— Kısa problem 1 —
Aşağıdaki din ve anlam konulu metne göre (a), (b) ve (c) ifadelerinin metinle uyuşup uyuşmadığını belirtin. Her biri için evet ya da hayır deyin ve kararı belirleyen sözleri metinden aynen alıntılayın.
(a) Frankl, varoluşsal boşluğun 20. yüzyılda yaygınlaştığından söz eder.
(b) Metne göre mühtedilerin zihinsel tatminsizlik yaşadığı konular arasında aslî günah doktrini yer almaz.
(c) Frankl'a göre varoluşsal boşluktan kurtulmanın tek yolu bir eser üretmektir.
::: Kaynak metin
15. Hristiyanlıktan Müslümanlığa geçenler hangi
konularda zihinsel tatminsizlik yaşamaktadırlar?
Cevap: Hristiyanlığı terk ederek Müslüman olan birçok
mühtedinin, eski bağlı oldukları dinin Teslis, Hz. İsa’nın
ulûhiyeti, ruhban sınıfının otoritesi, aslî günah doktrini
gibi konulardaki zihinsel tatminsizliklerinin onları yeni bir
dinî arayışa sevk ettiğini göstermektedir.

16. İnsan varoluşsal boşluktan nasıl kurtulur?
Cevap: Viktor Frankl 20. yüzyılda yaygınlaşan varoluşsal
boşluk’tan söz etmekte ve bunun özellikle “kendini
değersiz ve anlamsız bulma” duygusuyla oluştuğunu
belirtmektedir. Frankl, insanların bu varoluşsal boşluğa
düşmekten ancak hayatta belli hedefler ve amaçlar (sevgi,
yüce bir dava, bir eser üretme vb.) elde ederek ya da dinin
açıkladığı, hayata yüklediği anlamı, ahlâk ve değer
yargılarını benimsemekle kurtulabileceğini vurgular.
::::::
::: Veri satırları
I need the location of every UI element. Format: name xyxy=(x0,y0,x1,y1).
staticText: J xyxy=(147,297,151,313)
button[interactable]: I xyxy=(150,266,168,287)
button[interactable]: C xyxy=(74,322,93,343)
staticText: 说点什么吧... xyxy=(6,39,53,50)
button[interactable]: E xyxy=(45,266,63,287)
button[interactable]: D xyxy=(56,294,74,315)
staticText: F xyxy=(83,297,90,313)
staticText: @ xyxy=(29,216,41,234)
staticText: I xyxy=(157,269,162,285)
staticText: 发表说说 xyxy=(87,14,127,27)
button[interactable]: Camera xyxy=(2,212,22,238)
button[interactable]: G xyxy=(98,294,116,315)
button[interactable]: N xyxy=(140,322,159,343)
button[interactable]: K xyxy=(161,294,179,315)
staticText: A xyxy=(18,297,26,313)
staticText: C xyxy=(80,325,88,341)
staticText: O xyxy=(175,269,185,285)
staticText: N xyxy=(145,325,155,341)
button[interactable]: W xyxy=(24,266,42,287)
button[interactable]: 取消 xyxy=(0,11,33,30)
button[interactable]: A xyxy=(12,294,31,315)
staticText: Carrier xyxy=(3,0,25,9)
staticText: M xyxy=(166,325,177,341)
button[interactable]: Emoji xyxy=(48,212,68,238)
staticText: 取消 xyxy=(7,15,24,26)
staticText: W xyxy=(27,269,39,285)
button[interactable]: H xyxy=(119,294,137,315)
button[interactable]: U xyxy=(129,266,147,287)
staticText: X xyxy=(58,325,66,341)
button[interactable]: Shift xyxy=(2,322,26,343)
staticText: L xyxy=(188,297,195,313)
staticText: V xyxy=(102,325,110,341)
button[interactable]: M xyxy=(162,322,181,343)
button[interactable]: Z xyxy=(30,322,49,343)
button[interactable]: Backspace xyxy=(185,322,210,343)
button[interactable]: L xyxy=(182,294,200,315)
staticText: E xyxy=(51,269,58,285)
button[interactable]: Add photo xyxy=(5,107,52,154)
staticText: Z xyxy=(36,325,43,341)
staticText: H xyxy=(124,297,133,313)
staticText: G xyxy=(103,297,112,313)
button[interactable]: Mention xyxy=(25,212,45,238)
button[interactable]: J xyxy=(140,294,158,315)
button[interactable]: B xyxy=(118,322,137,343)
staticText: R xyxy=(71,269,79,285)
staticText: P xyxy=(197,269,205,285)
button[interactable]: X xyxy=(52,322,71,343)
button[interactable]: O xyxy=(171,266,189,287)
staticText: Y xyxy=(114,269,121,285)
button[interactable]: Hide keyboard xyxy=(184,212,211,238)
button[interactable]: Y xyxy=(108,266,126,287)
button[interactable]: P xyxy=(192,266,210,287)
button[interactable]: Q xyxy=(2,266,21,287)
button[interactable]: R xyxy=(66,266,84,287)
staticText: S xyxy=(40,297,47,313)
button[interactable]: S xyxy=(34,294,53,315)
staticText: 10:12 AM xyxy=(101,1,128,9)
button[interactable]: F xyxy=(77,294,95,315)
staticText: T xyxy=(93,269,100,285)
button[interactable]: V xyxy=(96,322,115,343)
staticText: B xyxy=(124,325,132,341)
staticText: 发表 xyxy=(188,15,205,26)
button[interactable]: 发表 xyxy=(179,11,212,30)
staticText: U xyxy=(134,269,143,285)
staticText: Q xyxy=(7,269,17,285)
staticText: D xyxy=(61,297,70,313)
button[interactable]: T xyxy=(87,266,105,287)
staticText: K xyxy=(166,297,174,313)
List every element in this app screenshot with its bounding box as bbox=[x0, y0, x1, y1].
::::::
::: Veri satırları
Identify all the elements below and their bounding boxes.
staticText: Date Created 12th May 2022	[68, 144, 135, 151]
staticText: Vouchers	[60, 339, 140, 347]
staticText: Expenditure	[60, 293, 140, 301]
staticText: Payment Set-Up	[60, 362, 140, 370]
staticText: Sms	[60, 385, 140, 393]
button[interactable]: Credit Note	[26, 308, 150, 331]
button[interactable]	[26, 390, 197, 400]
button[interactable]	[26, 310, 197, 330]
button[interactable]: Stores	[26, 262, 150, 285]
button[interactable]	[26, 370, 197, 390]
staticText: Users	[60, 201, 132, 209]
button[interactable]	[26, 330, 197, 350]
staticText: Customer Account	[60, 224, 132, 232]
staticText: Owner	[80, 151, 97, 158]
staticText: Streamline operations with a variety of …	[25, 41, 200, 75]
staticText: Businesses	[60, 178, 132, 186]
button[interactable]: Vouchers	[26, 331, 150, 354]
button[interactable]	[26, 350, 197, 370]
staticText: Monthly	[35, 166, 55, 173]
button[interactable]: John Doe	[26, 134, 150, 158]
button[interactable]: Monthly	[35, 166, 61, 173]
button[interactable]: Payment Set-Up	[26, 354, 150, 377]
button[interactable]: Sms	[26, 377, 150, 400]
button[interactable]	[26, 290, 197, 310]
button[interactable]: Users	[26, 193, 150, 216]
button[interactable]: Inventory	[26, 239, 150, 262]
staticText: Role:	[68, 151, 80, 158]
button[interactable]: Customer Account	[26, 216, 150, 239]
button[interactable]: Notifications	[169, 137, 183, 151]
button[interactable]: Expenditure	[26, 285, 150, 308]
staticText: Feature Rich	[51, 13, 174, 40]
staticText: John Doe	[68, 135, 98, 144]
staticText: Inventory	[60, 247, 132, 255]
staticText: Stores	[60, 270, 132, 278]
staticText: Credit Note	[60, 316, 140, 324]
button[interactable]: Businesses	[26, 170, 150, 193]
::::::
— Kısa problem 2 —
Kayıtlarda "I need the location" ifadesini içeren satırdan "staticText: M xyxy=(166,325,177,341)" ifadesini içeren satıra kadar her şeyi, iki uçtaki satırlar da dahil olmak üzere, aynen kopyalayın.

— Görev yanıtı 1 —
(a) Evet: "Viktor Frankl 20. yüzyılda yaygınlaşan varoluşsal boşluk’tan söz etmekte"
(b) Hayır: "ruhban sınıfının otoritesi, aslî günah doktrini gibi konulardaki zihinsel tatminsizliklerinin"
(c) Hayır: "hayatta belli hedefler ve amaçlar (sevgi, yüce bir dava, bir eser üretme vb.) elde ederek ya da dinin açıkladığı, hayata yüklediği anlamı, ahlâk ve değer yargılarını benimsemekle kurtulabileceğini"

— Görev yanıtı 2 —
I need the location of every UI element. Format: name xyxy=(x0,y0,x1,y1).
staticText: J xyxy=(147,297,151,313)
button[interactable]: I xyxy=(150,266,168,287)
button[interactable]: C xyxy=(74,322,93,343)
staticText: 说点什么吧... xyxy=(6,39,53,50)
button[interactable]: E xyxy=(45,266,63,287)
button[interactable]: D xyxy=(56,294,74,315)
staticText: F xyxy=(83,297,90,313)
staticText: @ xyxy=(29,216,41,234)
staticText: I xyxy=(157,269,162,285)
staticText: 发表说说 xyxy=(87,14,127,27)
button[interactable]: Camera xyxy=(2,212,22,238)
button[interactable]: G xyxy=(98,294,116,315)
button[interactable]: N xyxy=(140,322,159,343)
button[interactable]: K xyxy=(161,294,179,315)
staticText: A xyxy=(18,297,26,313)
staticText: C xyxy=(80,325,88,341)
staticText: O xyxy=(175,269,185,285)
staticText: N xyxy=(145,325,155,341)
button[interactable]: W xyxy=(24,266,42,287)
button[interactable]: 取消 xyxy=(0,11,33,30)
button[interactable]: A xyxy=(12,294,31,315)
staticText: Carrier xyxy=(3,0,25,9)
staticText: M xyxy=(166,325,177,341)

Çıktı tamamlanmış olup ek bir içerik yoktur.